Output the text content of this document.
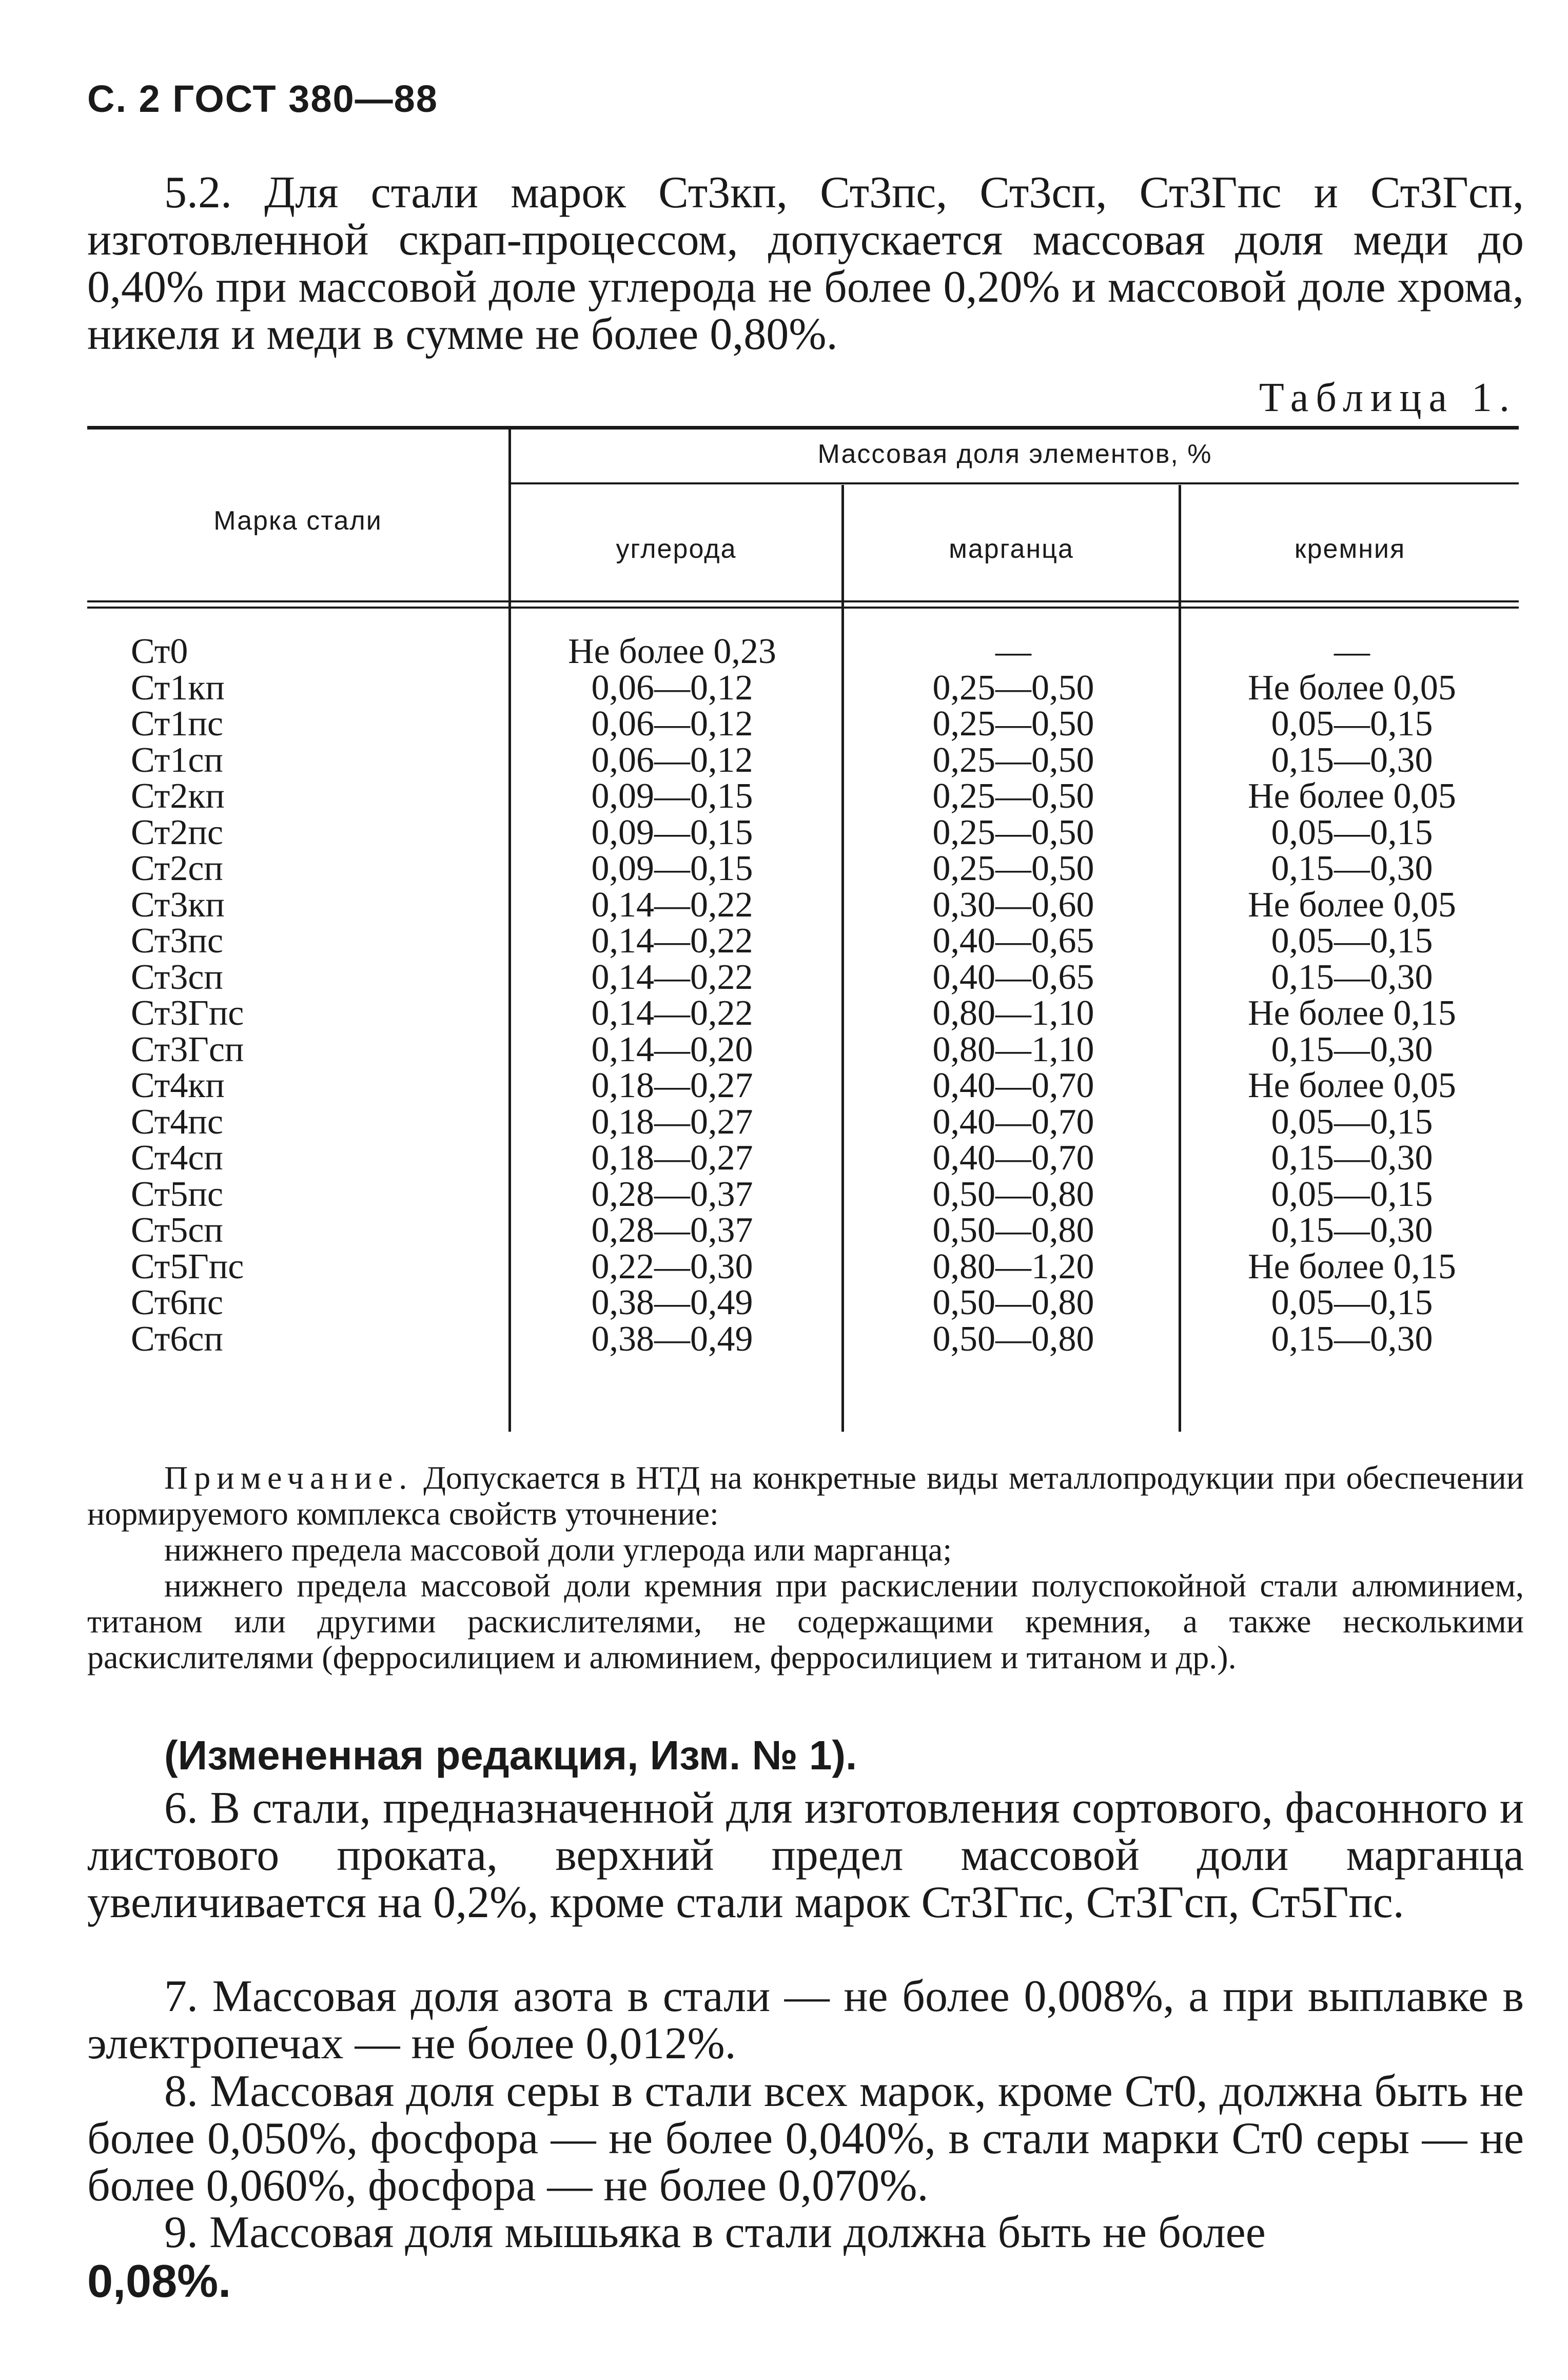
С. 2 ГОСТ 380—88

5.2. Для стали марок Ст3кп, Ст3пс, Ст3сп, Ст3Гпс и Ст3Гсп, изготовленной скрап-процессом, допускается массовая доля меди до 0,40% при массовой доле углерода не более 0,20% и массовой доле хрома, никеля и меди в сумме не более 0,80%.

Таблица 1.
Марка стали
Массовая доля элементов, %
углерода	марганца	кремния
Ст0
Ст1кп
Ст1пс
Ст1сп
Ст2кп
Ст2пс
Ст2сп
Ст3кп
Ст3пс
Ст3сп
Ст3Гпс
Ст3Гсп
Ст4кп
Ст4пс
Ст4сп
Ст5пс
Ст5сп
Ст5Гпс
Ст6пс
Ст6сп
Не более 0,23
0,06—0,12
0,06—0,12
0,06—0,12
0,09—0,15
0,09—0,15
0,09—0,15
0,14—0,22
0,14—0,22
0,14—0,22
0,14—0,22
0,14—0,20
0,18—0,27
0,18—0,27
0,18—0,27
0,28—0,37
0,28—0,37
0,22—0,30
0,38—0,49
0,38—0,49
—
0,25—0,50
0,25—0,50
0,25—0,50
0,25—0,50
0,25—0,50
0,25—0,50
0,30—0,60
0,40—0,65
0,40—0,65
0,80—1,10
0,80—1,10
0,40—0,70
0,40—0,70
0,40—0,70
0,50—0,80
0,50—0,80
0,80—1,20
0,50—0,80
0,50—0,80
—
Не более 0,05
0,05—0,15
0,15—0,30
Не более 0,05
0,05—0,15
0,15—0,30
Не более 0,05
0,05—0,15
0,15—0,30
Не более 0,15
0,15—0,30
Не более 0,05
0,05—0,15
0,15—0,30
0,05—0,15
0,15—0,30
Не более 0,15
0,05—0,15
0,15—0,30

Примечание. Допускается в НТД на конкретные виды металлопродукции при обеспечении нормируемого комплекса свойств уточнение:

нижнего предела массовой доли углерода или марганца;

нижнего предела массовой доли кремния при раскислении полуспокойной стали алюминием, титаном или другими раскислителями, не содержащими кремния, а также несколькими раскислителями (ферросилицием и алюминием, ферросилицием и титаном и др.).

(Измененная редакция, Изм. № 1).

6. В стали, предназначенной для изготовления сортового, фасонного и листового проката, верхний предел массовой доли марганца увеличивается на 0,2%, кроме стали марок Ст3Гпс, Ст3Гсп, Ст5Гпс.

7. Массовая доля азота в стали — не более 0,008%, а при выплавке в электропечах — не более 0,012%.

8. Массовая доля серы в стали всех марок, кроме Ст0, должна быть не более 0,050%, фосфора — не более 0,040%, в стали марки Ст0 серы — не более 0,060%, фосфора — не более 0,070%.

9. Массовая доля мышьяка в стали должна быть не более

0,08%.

------

▶ [Directions for this task] Look through the data and gather every line with the string "кремния" in it.

▶ [Solution to this task]
углерода	марганца	кремния
нижнего предела массовой доли кремния при раскислении полуспокойной стали алюминием, титаном или другими раскислителями, не содержащими кремния, а также несколькими раскислителями (ферросилицием и алюминием, ферросилицием и титаном и др.).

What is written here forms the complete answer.